▸ **Requirement**
The records below must be duplicated exactly, character for character.
## begin Provided records
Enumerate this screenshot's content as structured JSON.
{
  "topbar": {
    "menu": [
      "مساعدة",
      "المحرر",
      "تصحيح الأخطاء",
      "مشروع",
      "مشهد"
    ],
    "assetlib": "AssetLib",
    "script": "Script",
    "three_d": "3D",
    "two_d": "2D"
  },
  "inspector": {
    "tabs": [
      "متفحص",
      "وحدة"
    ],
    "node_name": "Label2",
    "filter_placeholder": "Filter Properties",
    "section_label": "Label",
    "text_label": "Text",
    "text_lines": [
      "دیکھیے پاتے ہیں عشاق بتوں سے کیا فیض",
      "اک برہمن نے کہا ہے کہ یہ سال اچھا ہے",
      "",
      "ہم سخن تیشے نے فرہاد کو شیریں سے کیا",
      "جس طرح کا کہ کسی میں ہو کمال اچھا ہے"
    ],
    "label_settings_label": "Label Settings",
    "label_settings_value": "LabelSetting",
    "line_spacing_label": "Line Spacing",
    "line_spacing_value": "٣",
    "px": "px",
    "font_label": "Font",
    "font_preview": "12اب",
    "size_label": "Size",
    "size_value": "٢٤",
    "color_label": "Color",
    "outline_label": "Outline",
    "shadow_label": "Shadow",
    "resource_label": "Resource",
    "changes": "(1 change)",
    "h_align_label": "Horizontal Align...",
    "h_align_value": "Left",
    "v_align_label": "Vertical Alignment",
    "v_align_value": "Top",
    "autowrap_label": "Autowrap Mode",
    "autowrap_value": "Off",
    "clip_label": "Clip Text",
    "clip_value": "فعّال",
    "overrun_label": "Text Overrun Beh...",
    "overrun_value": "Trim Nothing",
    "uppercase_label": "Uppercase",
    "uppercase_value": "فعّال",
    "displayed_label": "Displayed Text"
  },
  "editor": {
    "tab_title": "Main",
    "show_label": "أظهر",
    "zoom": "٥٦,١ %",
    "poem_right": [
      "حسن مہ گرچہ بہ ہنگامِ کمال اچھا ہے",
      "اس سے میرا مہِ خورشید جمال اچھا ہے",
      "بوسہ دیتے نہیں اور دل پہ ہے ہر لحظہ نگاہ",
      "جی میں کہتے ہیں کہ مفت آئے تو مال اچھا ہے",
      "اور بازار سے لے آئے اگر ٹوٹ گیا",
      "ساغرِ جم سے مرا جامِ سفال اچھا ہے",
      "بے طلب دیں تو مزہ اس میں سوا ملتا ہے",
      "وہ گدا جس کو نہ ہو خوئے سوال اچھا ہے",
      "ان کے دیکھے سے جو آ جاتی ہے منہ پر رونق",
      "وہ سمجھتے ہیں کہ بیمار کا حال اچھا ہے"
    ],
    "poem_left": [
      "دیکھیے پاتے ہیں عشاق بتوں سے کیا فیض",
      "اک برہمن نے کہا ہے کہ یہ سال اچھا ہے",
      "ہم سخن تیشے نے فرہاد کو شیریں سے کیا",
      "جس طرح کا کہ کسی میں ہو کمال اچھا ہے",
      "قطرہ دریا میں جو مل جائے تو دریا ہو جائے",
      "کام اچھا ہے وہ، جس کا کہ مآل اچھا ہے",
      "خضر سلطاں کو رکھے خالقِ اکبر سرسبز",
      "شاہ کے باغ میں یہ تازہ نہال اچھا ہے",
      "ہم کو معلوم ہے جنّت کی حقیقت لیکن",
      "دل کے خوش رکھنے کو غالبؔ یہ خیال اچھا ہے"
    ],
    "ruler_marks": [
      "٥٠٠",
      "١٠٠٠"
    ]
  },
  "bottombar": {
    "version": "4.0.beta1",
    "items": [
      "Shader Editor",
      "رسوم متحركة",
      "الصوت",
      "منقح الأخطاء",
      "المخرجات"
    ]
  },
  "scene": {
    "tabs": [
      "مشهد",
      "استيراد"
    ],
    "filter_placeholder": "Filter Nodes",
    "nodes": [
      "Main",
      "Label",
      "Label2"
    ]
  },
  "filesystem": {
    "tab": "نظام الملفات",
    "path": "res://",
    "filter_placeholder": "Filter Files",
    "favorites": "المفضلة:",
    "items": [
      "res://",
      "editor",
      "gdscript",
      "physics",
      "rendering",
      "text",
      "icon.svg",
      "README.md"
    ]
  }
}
## end Provided records
▸ **Finished exercise**
Enumerate this screenshot's content as structured JSON.
{
  "topbar": {
    "menu": [
      "مساعدة",
      "المحرر",
      "تصحيح الأخطاء",
      "مشروع",
      "مشهد"
    ],
    "assetlib": "AssetLib",
    "script": "Script",
    "three_d": "3D",
    "two_d": "2D"
  },
  "inspector": {
    "tabs": [
      "متفحص",
      "وحدة"
    ],
    "node_name": "Label2",
    "filter_placeholder": "Filter Properties",
    "section_label": "Label",
    "text_label": "Text",
    "text_lines": [
      "دیکھیے پاتے ہیں عشاق بتوں سے کیا فیض",
      "اک برہمن نے کہا ہے کہ یہ سال اچھا ہے",
      "",
      "ہم سخن تیشے نے فرہاد کو شیریں سے کیا",
      "جس طرح کا کہ کسی میں ہو کمال اچھا ہے"
    ],
    "label_settings_label": "Label Settings",
    "label_settings_value": "LabelSetting",
    "line_spacing_label": "Line Spacing",
    "line_spacing_value": "٣",
    "px": "px",
    "font_label": "Font",
    "font_preview": "12اب",
    "size_label": "Size",
    "size_value": "٢٤",
    "color_label": "Color",
    "outline_label": "Outline",
    "shadow_label": "Shadow",
    "resource_label": "Resource",
    "changes": "(1 change)",
    "h_align_label": "Horizontal Align...",
    "h_align_value": "Left",
    "v_align_label": "Vertical Alignment",
    "v_align_value": "Top",
    "autowrap_label": "Autowrap Mode",
    "autowrap_value": "Off",
    "clip_label": "Clip Text",
    "clip_value": "فعّال",
    "overrun_label": "Text Overrun Beh...",
    "overrun_value": "Trim Nothing",
    "uppercase_label": "Uppercase",
    "uppercase_value": "فعّال",
    "displayed_label": "Displayed Text"
  },
  "editor": {
    "tab_title": "Main",
    "show_label": "أظهر",
    "zoom": "٥٦,١ %",
    "poem_right": [
      "حسن مہ گرچہ بہ ہنگامِ کمال اچھا ہے",
      "اس سے میرا مہِ خورشید جمال اچھا ہے",
      "بوسہ دیتے نہیں اور دل پہ ہے ہر لحظہ نگاہ",
      "جی میں کہتے ہیں کہ مفت آئے تو مال اچھا ہے",
      "اور بازار سے لے آئے اگر ٹوٹ گیا",
      "ساغرِ جم سے مرا جامِ سفال اچھا ہے",
      "بے طلب دیں تو مزہ اس میں سوا ملتا ہے",
      "وہ گدا جس کو نہ ہو خوئے سوال اچھا ہے",
      "ان کے دیکھے سے جو آ جاتی ہے منہ پر رونق",
      "وہ سمجھتے ہیں کہ بیمار کا حال اچھا ہے"
    ],
    "poem_left": [
      "دیکھیے پاتے ہیں عشاق بتوں سے کیا فیض",
      "اک برہمن نے کہا ہے کہ یہ سال اچھا ہے",
      "ہم سخن تیشے نے فرہاد کو شیریں سے کیا",
      "جس طرح کا کہ کسی میں ہو کمال اچھا ہے",
      "قطرہ دریا میں جو مل جائے تو دریا ہو جائے",
      "کام اچھا ہے وہ، جس کا کہ مآل اچھا ہے",
      "خضر سلطاں کو رکھے خالقِ اکبر سرسبز",
      "شاہ کے باغ میں یہ تازہ نہال اچھا ہے",
      "ہم کو معلوم ہے جنّت کی حقیقت لیکن",
      "دل کے خوش رکھنے کو غالبؔ یہ خیال اچھا ہے"
    ],
    "ruler_marks": [
      "٥٠٠",
      "١٠٠٠"
    ]
  },
  "bottombar": {
    "version": "4.0.beta1",
    "items": [
      "Shader Editor",
      "رسوم متحركة",
      "الصوت",
      "منقح الأخطاء",
      "المخرجات"
    ]
  },
  "scene": {
    "tabs": [
      "مشهد",
      "استيراد"
    ],
    "filter_placeholder": "Filter Nodes",
    "nodes": [
      "Main",
      "Label",
      "Label2"
    ]
  },
  "filesystem": {
    "tab": "نظام الملفات",
    "path": "res://",
    "filter_placeholder": "Filter Files",
    "favorites": "المفضلة:",
    "items": [
      "res://",
      "editor",
      "gdscript",
      "physics",
      "rendering",
      "text",
      "icon.svg",
      "README.md"
    ]
  }
}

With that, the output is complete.